**Given data**
╭──
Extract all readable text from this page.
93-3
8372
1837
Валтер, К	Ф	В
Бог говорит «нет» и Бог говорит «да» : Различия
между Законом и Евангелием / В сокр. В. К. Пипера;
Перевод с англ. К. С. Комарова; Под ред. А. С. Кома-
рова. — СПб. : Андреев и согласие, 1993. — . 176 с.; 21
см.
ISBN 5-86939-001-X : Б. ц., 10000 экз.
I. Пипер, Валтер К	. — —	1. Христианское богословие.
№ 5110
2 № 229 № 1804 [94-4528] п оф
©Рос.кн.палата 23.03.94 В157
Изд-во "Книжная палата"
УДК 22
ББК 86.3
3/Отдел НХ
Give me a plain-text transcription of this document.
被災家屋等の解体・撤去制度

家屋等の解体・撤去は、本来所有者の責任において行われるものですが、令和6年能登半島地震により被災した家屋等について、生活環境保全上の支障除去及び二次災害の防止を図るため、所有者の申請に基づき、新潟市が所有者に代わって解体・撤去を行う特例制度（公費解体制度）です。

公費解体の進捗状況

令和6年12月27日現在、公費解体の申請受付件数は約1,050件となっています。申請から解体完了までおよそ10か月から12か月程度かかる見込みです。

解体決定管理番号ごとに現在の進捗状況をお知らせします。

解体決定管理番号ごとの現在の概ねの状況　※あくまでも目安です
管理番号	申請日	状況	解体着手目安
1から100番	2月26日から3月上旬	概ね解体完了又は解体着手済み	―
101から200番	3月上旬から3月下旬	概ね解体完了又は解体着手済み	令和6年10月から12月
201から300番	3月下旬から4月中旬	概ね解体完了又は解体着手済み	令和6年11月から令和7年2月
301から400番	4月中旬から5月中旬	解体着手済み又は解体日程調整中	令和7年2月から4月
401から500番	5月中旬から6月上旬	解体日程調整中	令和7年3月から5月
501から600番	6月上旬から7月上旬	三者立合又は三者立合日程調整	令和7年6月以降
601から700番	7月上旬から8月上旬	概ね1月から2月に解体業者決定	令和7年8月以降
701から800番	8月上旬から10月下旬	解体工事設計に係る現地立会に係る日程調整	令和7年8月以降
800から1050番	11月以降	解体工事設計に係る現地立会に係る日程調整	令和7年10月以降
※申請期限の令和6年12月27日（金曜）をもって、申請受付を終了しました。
╰──
**What the exercise asks**
Transcribe every line of the data, exactly as it stands.

**Solved problem**
Extract all readable text from this page.
93-3
8372
1837
Валтер, К	Ф	В
Бог говорит «нет» и Бог говорит «да» : Различия
между Законом и Евангелием / В сокр. В. К. Пипера;
Перевод с англ. К. С. Комарова; Под ред. А. С. Кома-
рова. — СПб. : Андреев и согласие, 1993. — . 176 с.; 21
см.
ISBN 5-86939-001-X : Б. ц., 10000 экз.
I. Пипер, Валтер К	. — —	1. Христианское богословие.
№ 5110
2 № 229 № 1804 [94-4528] п оф
©Рос.кн.палата 23.03.94 В157
Изд-во "Книжная палата"
УДК 22
ББК 86.3
3/Отдел НХ
Give me a plain-text transcription of this document.
被災家屋等の解体・撤去制度

家屋等の解体・撤去は、本来所有者の責任において行われるものですが、令和6年能登半島地震により被災した家屋等について、生活環境保全上の支障除去及び二次災害の防止を図るため、所有者の申請に基づき、新潟市が所有者に代わって解体・撤去を行う特例制度（公費解体制度）です。

公費解体の進捗状況

令和6年12月27日現在、公費解体の申請受付件数は約1,050件となっています。申請から解体完了までおよそ10か月から12か月程度かかる見込みです。

解体決定管理番号ごとに現在の進捗状況をお知らせします。

解体決定管理番号ごとの現在の概ねの状況　※あくまでも目安です
管理番号	申請日	状況	解体着手目安
1から100番	2月26日から3月上旬	概ね解体完了又は解体着手済み	―
101から200番	3月上旬から3月下旬	概ね解体完了又は解体着手済み	令和6年10月から12月
201から300番	3月下旬から4月中旬	概ね解体完了又は解体着手済み	令和6年11月から令和7年2月
301から400番	4月中旬から5月中旬	解体着手済み又は解体日程調整中	令和7年2月から4月
401から500番	5月中旬から6月上旬	解体日程調整中	令和7年3月から5月
501から600番	6月上旬から7月上旬	三者立合又は三者立合日程調整	令和7年6月以降
601から700番	7月上旬から8月上旬	概ね1月から2月に解体業者決定	令和7年8月以降
701から800番	8月上旬から10月下旬	解体工事設計に係る現地立会に係る日程調整	令和7年8月以降
800から1050番	11月以降	解体工事設計に係る現地立会に係る日程調整	令和7年10月以降
※申請期限の令和6年12月27日（金曜）をもって、申請受付を終了しました。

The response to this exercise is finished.